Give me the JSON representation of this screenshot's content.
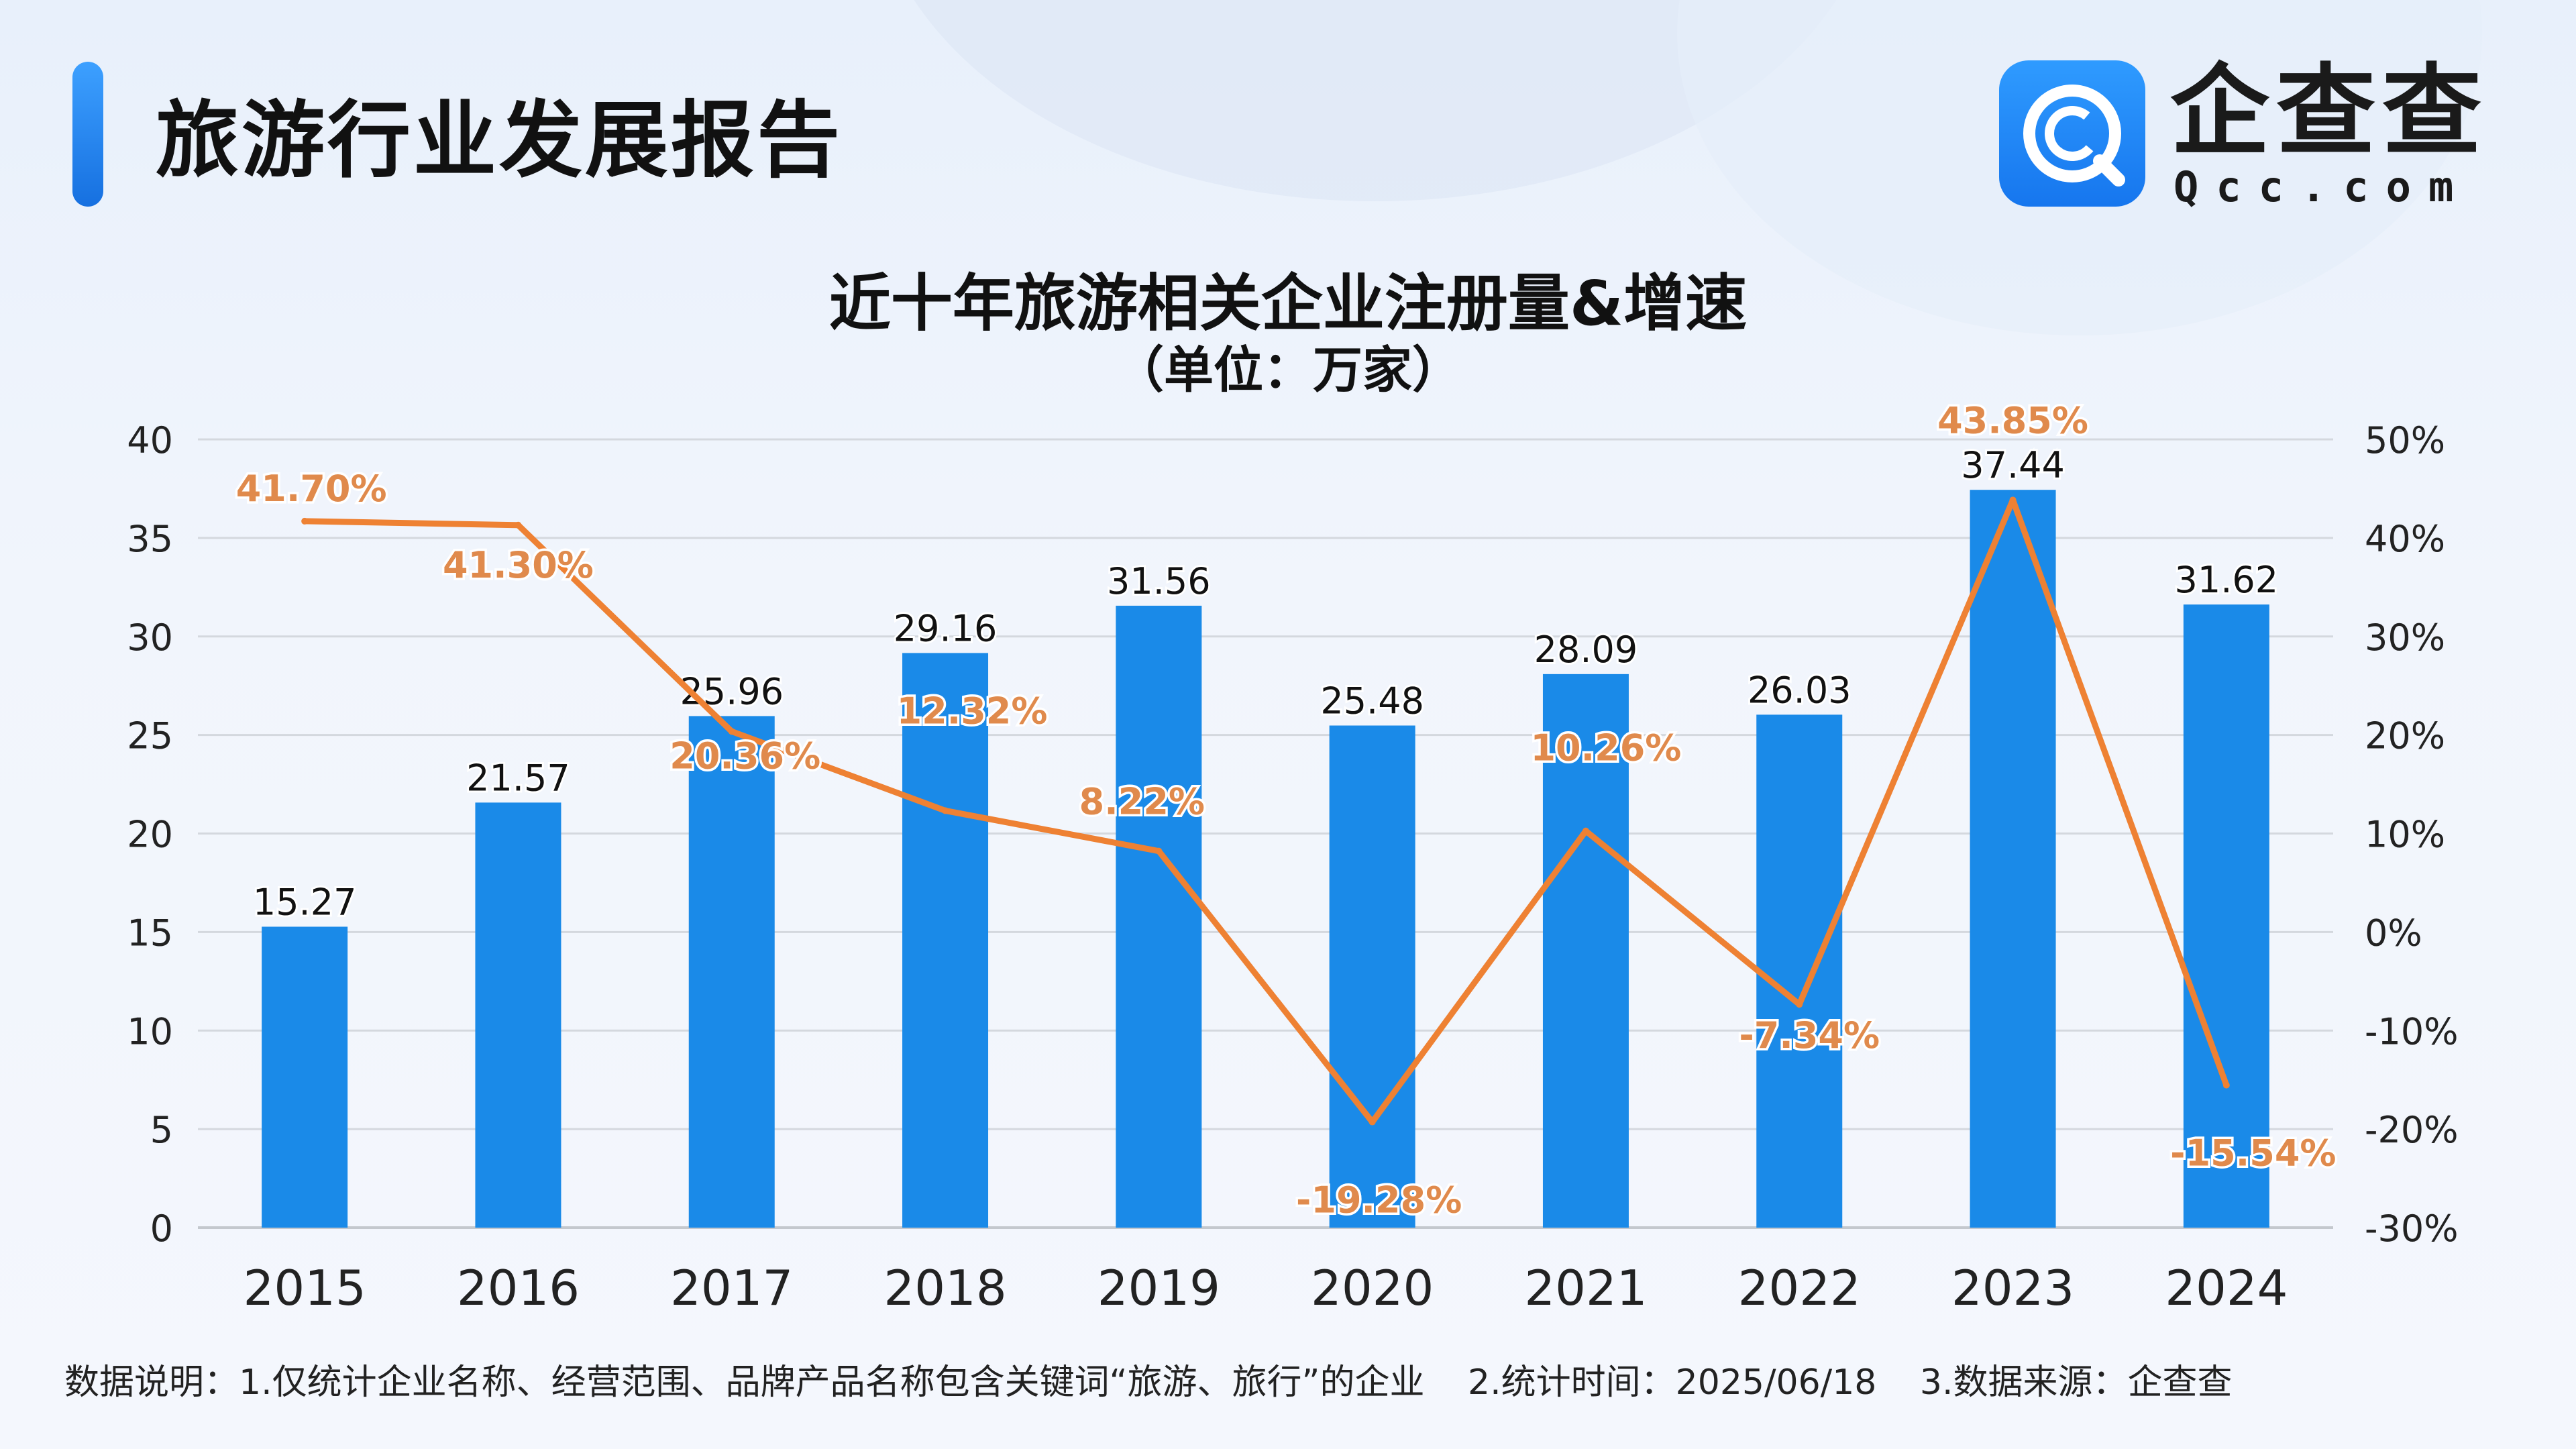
{
  "header": {
    "report_title": "旅游行业发展报告",
    "logo_brand": "企查查",
    "logo_domain": "Qcc.com",
    "logo_icon": "qcc-logo-icon"
  },
  "colors": {
    "bar": "#1a8ae8",
    "line": "#ee8133",
    "accent": "#1670e0"
  },
  "chart_data": {
    "type": "bar",
    "title": "近十年旅游相关企业注册量&增速",
    "subtitle": "（单位：万家）",
    "categories": [
      "2015",
      "2016",
      "2017",
      "2018",
      "2019",
      "2020",
      "2021",
      "2022",
      "2023",
      "2024"
    ],
    "series": [
      {
        "type": "bar",
        "values": [
          15.27,
          21.57,
          25.96,
          29.16,
          31.56,
          25.48,
          28.09,
          26.03,
          37.44,
          31.62
        ],
        "labels": [
          "15.27",
          "21.57",
          "25.96",
          "29.16",
          "31.56",
          "25.48",
          "28.09",
          "26.03",
          "37.44",
          "31.62"
        ]
      },
      {
        "type": "line",
        "axis": "right",
        "values": [
          41.7,
          41.3,
          20.36,
          12.32,
          8.22,
          -19.28,
          10.26,
          -7.34,
          43.85,
          -15.54
        ],
        "labels": [
          "41.70%",
          "41.30%",
          "20.36%",
          "12.32%",
          "8.22%",
          "-19.28%",
          "10.26%",
          "-7.34%",
          "43.85%",
          "-15.54%"
        ]
      }
    ],
    "y_left": {
      "min": 0,
      "max": 40,
      "ticks": [
        "0",
        "5",
        "10",
        "15",
        "20",
        "25",
        "30",
        "35",
        "40"
      ]
    },
    "y_right": {
      "min": -30,
      "max": 50,
      "ticks": [
        "-30%",
        "-20%",
        "-10%",
        "0%",
        "10%",
        "20%",
        "30%",
        "40%",
        "50%"
      ]
    },
    "grid": true
  },
  "footnote": {
    "note1": "数据说明：1.仅统计企业名称、经营范围、品牌产品名称包含关键词“旅游、旅行”的企业",
    "note2": "2.统计时间：2025/06/18",
    "note3": "3.数据来源：企查查"
  }
}
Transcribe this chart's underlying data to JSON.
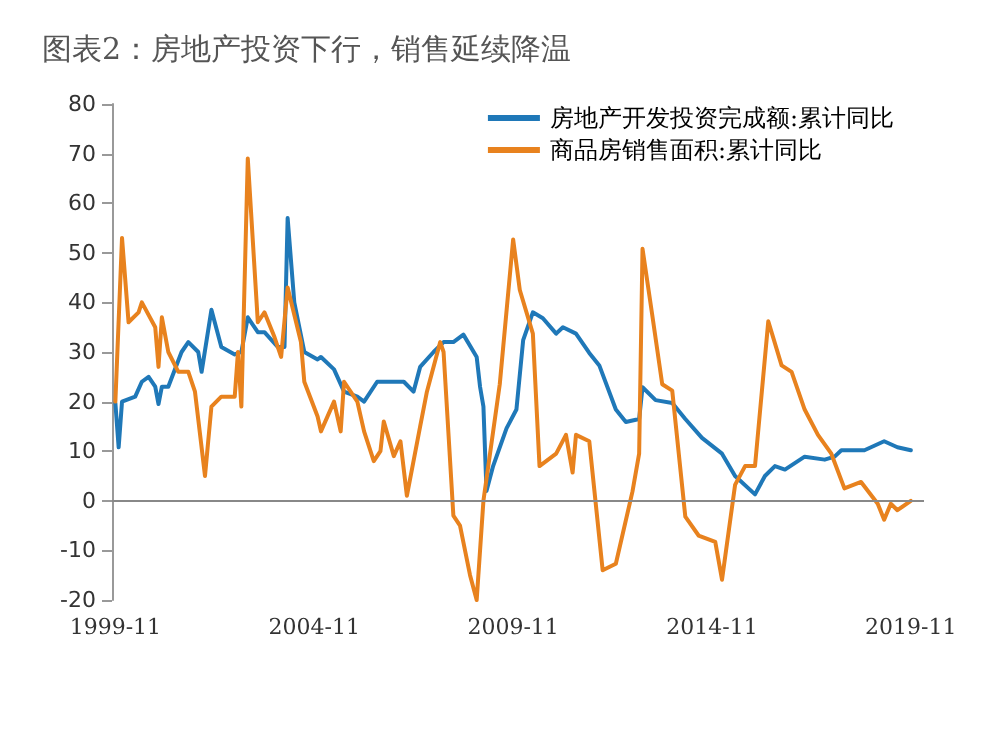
{
  "chart_data": {
    "type": "line",
    "title": "图表2：房地产投资下行，销售延续降温",
    "xlim": [
      "1999-10",
      "2020-03"
    ],
    "xticks": [
      "1999-11",
      "2004-11",
      "2009-11",
      "2014-11",
      "2019-11"
    ],
    "ylim": [
      -20,
      80
    ],
    "yticks": [
      -20,
      -10,
      0,
      10,
      20,
      30,
      40,
      50,
      60,
      70,
      80
    ],
    "grid": false,
    "ref_lines": [
      {
        "axis": "y",
        "value": 0,
        "color": "#888888"
      }
    ],
    "legend": "top right",
    "marker": "none",
    "line_style": "solid",
    "series": [
      {
        "name": "房地产开发投资完成额:累计同比",
        "color": "#1f78b8",
        "x": [
          "1999-11",
          "1999-12",
          "2000-01",
          "2000-05",
          "2000-07",
          "2000-09",
          "2000-11",
          "2000-12",
          "2001-01",
          "2001-03",
          "2001-07",
          "2001-09",
          "2001-12",
          "2002-01",
          "2002-04",
          "2002-07",
          "2002-11",
          "2003-01",
          "2003-03",
          "2003-06",
          "2003-08",
          "2003-12",
          "2004-02",
          "2004-03",
          "2004-05",
          "2004-08",
          "2004-12",
          "2005-01",
          "2005-05",
          "2005-08",
          "2005-12",
          "2006-02",
          "2006-06",
          "2006-11",
          "2007-02",
          "2007-05",
          "2007-07",
          "2007-11",
          "2008-02",
          "2008-05",
          "2008-08",
          "2008-12",
          "2009-01",
          "2009-02",
          "2009-03",
          "2009-05",
          "2009-09",
          "2009-12",
          "2010-02",
          "2010-05",
          "2010-08",
          "2010-12",
          "2011-02",
          "2011-06",
          "2011-10",
          "2012-01",
          "2012-06",
          "2012-09",
          "2013-01",
          "2013-02",
          "2013-06",
          "2013-11",
          "2014-03",
          "2014-08",
          "2015-02",
          "2015-06",
          "2015-12",
          "2016-03",
          "2016-06",
          "2016-09",
          "2017-03",
          "2017-09",
          "2017-12",
          "2018-02",
          "2018-09",
          "2019-03",
          "2019-07",
          "2019-11"
        ],
        "values": [
          19.7,
          10.8,
          20,
          21,
          24,
          25,
          23,
          19.5,
          23,
          23,
          30,
          32,
          30,
          26,
          38.5,
          31,
          29.5,
          30,
          37,
          34,
          34,
          31,
          31,
          57,
          40,
          30,
          28.5,
          29,
          26.5,
          22,
          21,
          20,
          24,
          24,
          24,
          22,
          27,
          30,
          32,
          32,
          33.5,
          29,
          23,
          19,
          2,
          7,
          14.6,
          18.4,
          32.4,
          38,
          36.8,
          33.7,
          35,
          33.7,
          29.8,
          27.3,
          18.4,
          15.9,
          16.5,
          22.9,
          20.3,
          19.7,
          16.5,
          12.7,
          9.5,
          5,
          1.3,
          5,
          7,
          6.3,
          8.9,
          8.3,
          8.9,
          10.2,
          10.2,
          12,
          10.8,
          10.2
        ]
      },
      {
        "name": "商品房销售面积:累计同比",
        "color": "#e8821e",
        "x": [
          "1999-11",
          "2000-01",
          "2000-03",
          "2000-06",
          "2000-07",
          "2000-11",
          "2000-12",
          "2001-01",
          "2001-03",
          "2001-06",
          "2001-09",
          "2001-11",
          "2002-02",
          "2002-04",
          "2002-07",
          "2002-11",
          "2002-12",
          "2003-01",
          "2003-03",
          "2003-06",
          "2003-08",
          "2003-11",
          "2004-01",
          "2004-03",
          "2004-07",
          "2004-08",
          "2004-12",
          "2005-01",
          "2005-05",
          "2005-07",
          "2005-08",
          "2005-12",
          "2006-02",
          "2006-05",
          "2006-07",
          "2006-08",
          "2006-11",
          "2007-01",
          "2007-03",
          "2007-07",
          "2007-09",
          "2008-01",
          "2008-02",
          "2008-05",
          "2008-07",
          "2008-10",
          "2008-12",
          "2009-02",
          "2009-07",
          "2009-11",
          "2010-01",
          "2010-05",
          "2010-07",
          "2010-12",
          "2011-03",
          "2011-05",
          "2011-06",
          "2011-10",
          "2012-02",
          "2012-06",
          "2012-11",
          "2013-01",
          "2013-02",
          "2013-05",
          "2013-08",
          "2013-11",
          "2014-03",
          "2014-07",
          "2014-12",
          "2015-02",
          "2015-06",
          "2015-09",
          "2015-12",
          "2016-04",
          "2016-08",
          "2016-11",
          "2017-03",
          "2017-07",
          "2017-11",
          "2018-03",
          "2018-08",
          "2019-01",
          "2019-03",
          "2019-05",
          "2019-07",
          "2019-11"
        ],
        "values": [
          20,
          53,
          36,
          38,
          40,
          35,
          27,
          37,
          30,
          26,
          26,
          22,
          5,
          19,
          21,
          21,
          30,
          19,
          69,
          36,
          38,
          33,
          29,
          43,
          32,
          24,
          17,
          14,
          20,
          14,
          24,
          20,
          14,
          8,
          10,
          16,
          9,
          12,
          1,
          15,
          22,
          32,
          30,
          -3,
          -5,
          -15,
          -20,
          0,
          23.5,
          52.7,
          42.5,
          33.7,
          7,
          9.5,
          13.3,
          5.7,
          13.3,
          12,
          -14,
          -12.7,
          1.9,
          9.5,
          50.8,
          37.5,
          23.5,
          22.2,
          -3.2,
          -7,
          -8.3,
          -15.9,
          3.2,
          7,
          7,
          36.2,
          27.3,
          26,
          18.4,
          13.3,
          9.5,
          2.5,
          3.8,
          -0.6,
          -3.8,
          -0.6,
          -1.9,
          0
        ]
      }
    ]
  }
}
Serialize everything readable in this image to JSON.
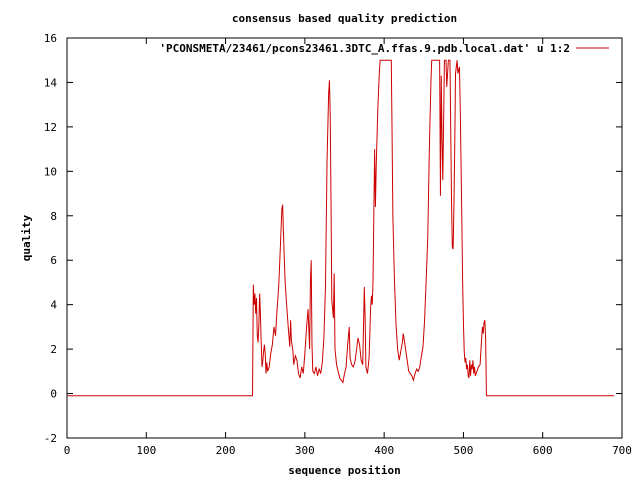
_____
In the records above, find each line with the word "type" and copy it.

    "type": "bar",
        "type": "bar",
        "type": "line",
    "type": "line",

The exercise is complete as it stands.